◆ **REQUIREMENTS**
Wherever the word "russland" turns up in a line of the entries, copy that line.

━━━━━━━━

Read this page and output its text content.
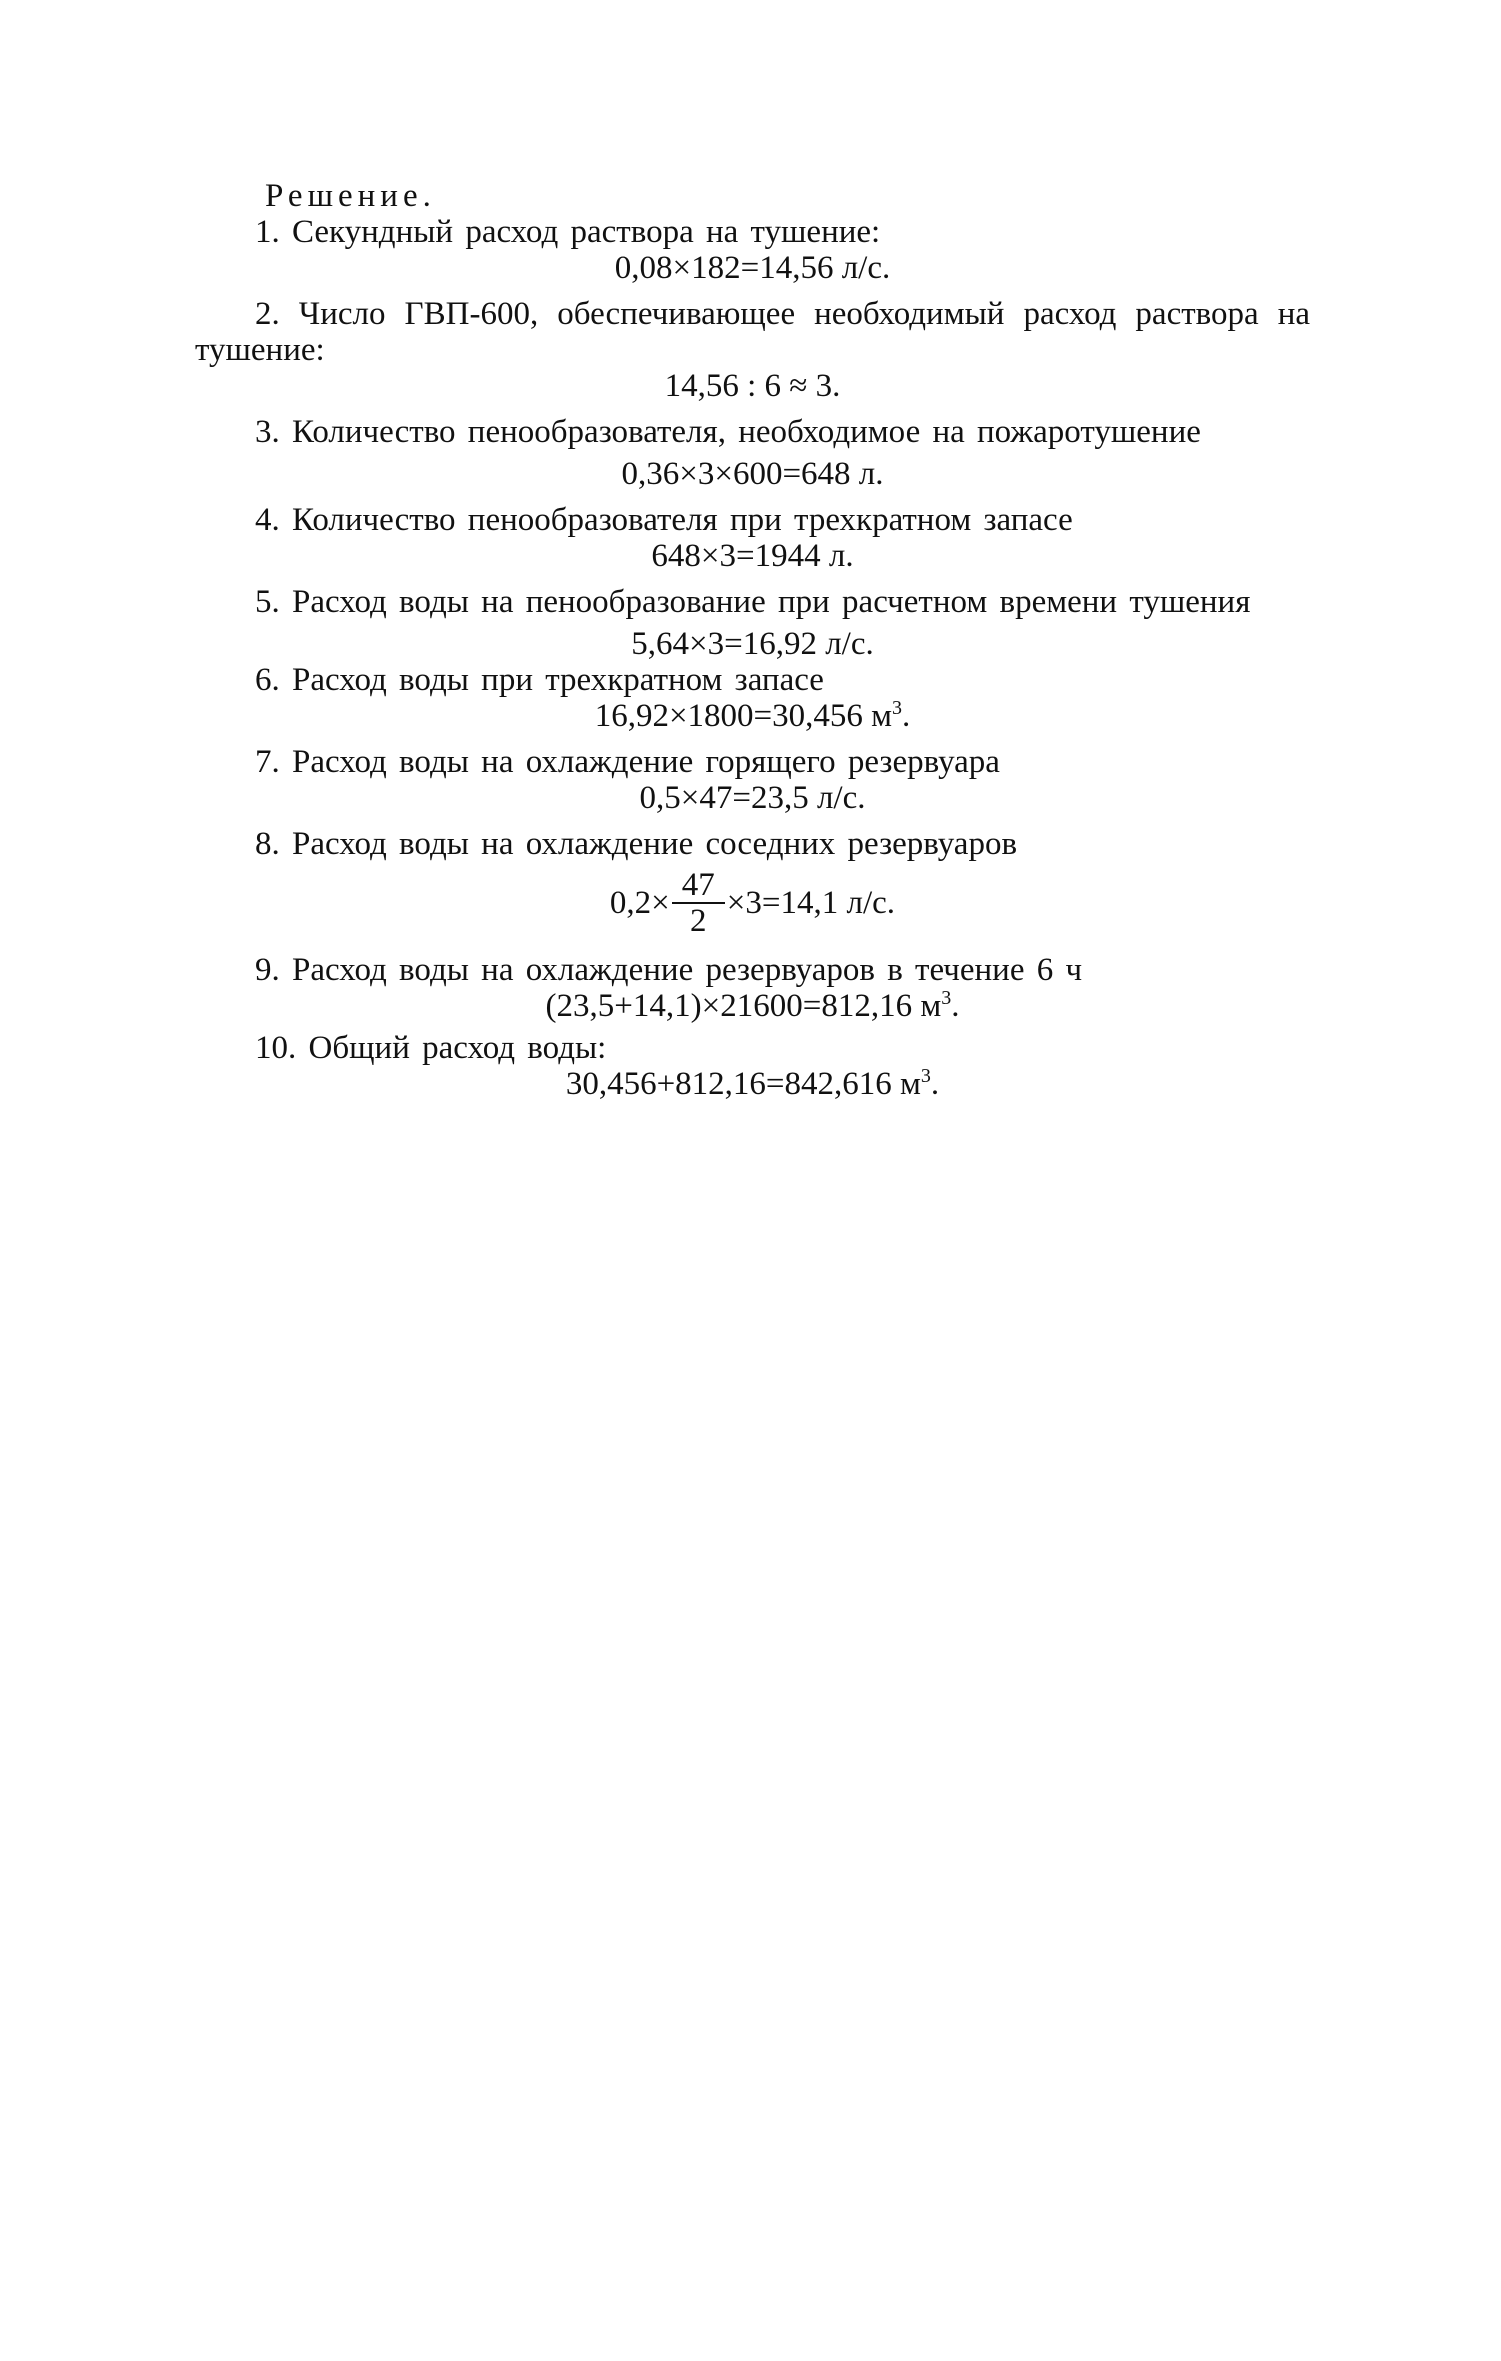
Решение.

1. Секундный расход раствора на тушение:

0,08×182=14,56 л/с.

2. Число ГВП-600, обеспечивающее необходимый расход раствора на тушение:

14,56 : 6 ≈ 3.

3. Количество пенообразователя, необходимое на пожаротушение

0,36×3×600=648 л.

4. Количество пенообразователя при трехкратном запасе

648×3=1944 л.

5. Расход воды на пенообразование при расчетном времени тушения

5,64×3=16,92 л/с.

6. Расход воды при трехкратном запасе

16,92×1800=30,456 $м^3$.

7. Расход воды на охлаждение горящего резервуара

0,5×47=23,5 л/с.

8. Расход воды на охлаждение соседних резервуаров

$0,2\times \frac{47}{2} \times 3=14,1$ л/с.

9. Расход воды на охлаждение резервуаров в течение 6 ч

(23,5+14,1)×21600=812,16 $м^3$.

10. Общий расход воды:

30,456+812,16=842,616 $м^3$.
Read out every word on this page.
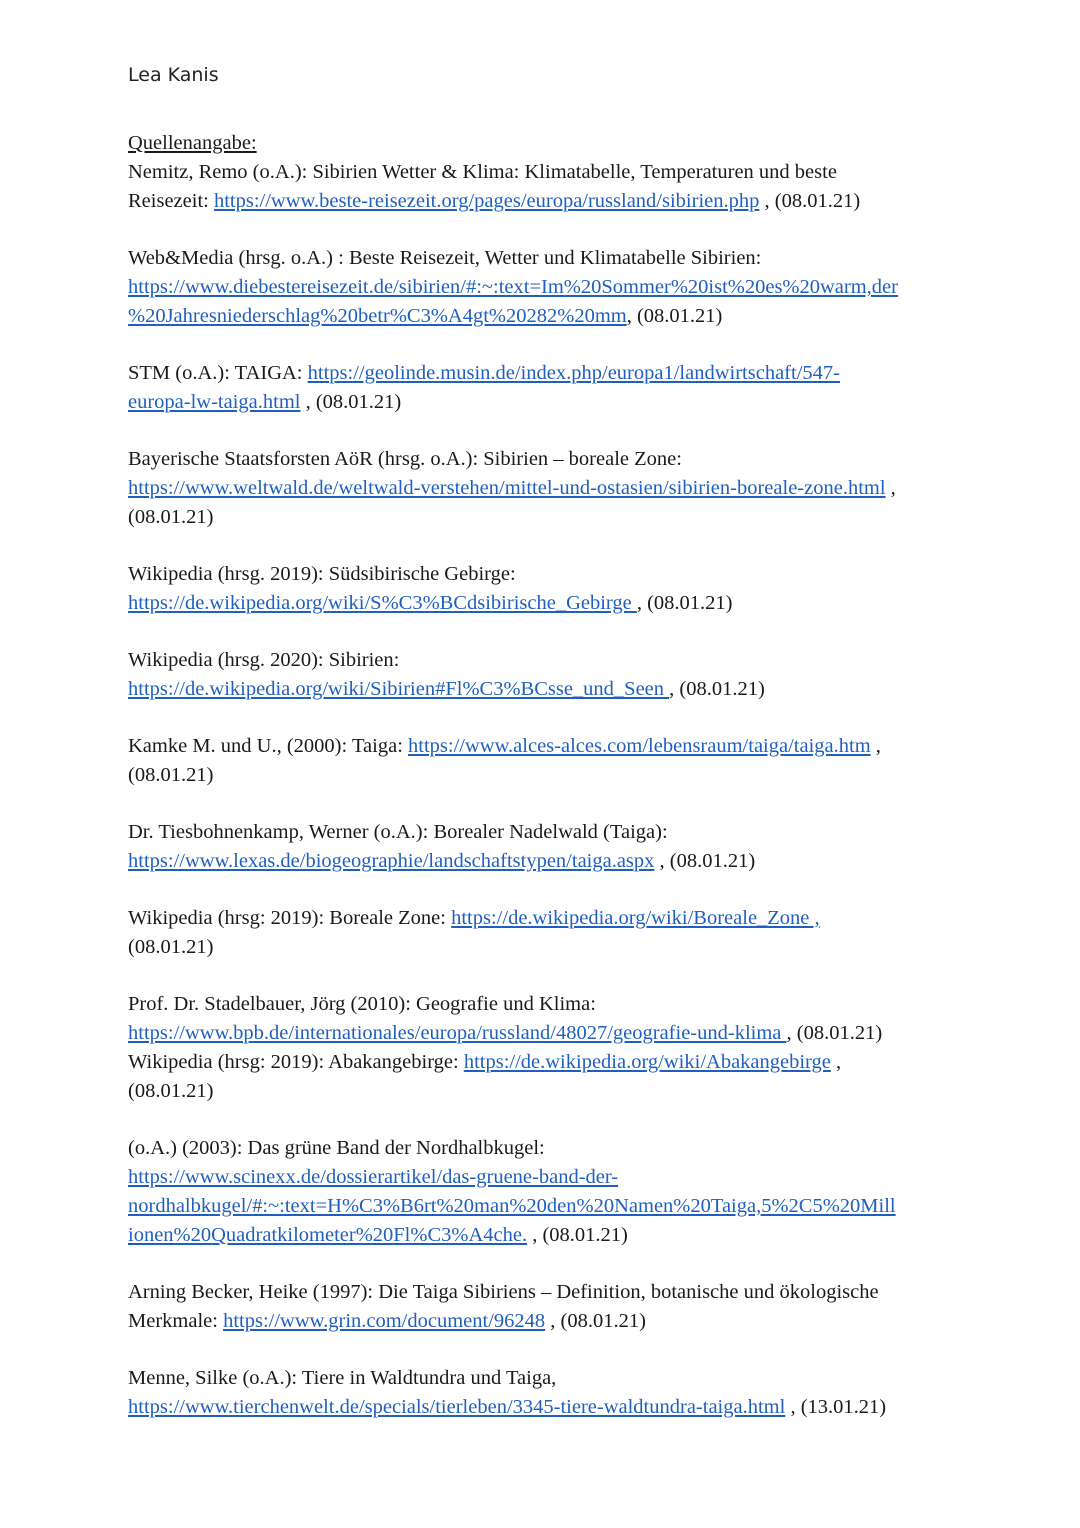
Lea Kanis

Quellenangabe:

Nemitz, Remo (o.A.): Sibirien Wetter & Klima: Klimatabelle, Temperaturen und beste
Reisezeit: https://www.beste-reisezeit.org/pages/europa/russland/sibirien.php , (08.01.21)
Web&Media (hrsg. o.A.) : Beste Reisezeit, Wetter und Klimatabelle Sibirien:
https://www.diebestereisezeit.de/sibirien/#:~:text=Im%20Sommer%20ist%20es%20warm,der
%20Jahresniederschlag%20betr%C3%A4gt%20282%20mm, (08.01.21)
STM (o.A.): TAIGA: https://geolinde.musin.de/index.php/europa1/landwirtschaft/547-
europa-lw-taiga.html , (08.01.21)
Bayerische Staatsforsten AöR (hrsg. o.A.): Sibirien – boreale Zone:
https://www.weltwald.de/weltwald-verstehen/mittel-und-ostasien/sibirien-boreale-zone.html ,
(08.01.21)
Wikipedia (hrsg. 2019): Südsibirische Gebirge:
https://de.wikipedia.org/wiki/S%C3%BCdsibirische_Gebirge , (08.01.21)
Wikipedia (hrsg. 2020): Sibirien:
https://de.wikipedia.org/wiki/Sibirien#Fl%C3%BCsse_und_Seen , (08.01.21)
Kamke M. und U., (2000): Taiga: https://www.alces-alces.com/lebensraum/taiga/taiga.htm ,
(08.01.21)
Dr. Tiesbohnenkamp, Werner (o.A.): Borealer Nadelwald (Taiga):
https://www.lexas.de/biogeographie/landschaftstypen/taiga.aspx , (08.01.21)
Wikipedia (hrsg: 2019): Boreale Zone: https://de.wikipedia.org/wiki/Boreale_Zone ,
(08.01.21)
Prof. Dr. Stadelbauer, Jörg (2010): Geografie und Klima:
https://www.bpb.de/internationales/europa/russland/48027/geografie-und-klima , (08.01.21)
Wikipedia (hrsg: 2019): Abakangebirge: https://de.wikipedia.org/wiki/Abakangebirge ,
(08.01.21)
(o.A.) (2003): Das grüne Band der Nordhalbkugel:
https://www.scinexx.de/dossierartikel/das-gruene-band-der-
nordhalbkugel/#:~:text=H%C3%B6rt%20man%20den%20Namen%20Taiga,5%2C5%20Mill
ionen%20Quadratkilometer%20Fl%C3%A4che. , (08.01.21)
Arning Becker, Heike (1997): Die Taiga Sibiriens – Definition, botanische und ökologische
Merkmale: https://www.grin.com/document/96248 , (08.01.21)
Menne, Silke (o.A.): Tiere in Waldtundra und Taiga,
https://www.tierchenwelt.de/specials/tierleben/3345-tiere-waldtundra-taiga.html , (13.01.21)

━━━━━━━━

◆ **EXPECTED ANSWER**
Reisezeit: https://www.beste-reisezeit.org/pages/europa/russland/sibirien.php , (08.01.21)
https://www.bpb.de/internationales/europa/russland/48027/geografie-und-klima , (08.01.21)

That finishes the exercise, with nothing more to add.